From the listing below, extract each line containing the string "calculator".

# Stored entries
——————————
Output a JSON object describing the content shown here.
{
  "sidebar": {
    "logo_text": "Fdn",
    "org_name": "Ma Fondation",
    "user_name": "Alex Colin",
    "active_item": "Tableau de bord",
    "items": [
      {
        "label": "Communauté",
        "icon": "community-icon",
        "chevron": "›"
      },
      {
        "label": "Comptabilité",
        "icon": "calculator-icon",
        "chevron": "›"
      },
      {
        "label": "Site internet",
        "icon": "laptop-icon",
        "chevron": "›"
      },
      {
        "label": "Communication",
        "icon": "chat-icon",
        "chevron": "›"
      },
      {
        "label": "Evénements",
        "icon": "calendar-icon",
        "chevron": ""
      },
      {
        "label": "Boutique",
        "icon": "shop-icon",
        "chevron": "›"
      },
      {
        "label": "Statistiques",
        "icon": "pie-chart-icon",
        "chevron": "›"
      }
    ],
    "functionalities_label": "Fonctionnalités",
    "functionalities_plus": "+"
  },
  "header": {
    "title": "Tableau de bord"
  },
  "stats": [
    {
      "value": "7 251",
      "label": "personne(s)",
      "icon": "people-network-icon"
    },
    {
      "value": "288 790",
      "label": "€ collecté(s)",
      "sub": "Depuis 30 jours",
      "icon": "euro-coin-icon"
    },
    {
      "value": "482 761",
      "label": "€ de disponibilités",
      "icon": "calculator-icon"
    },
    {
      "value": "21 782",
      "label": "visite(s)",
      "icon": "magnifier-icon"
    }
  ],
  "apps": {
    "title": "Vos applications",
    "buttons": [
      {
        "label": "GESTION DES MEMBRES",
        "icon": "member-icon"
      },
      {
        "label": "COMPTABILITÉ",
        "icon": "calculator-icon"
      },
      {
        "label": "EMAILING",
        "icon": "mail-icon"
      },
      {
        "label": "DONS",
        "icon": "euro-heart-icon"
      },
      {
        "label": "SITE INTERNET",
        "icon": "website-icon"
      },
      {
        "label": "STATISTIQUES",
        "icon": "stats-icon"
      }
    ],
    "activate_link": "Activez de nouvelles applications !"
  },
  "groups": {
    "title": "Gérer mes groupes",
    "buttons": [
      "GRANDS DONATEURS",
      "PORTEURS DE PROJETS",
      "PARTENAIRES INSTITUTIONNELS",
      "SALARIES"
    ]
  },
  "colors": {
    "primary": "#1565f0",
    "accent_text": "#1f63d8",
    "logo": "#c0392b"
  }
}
——————————
# FINAL ANSWER
        "icon": "calculator-icon",
      "icon": "calculator-icon"
        "icon": "calculator-icon"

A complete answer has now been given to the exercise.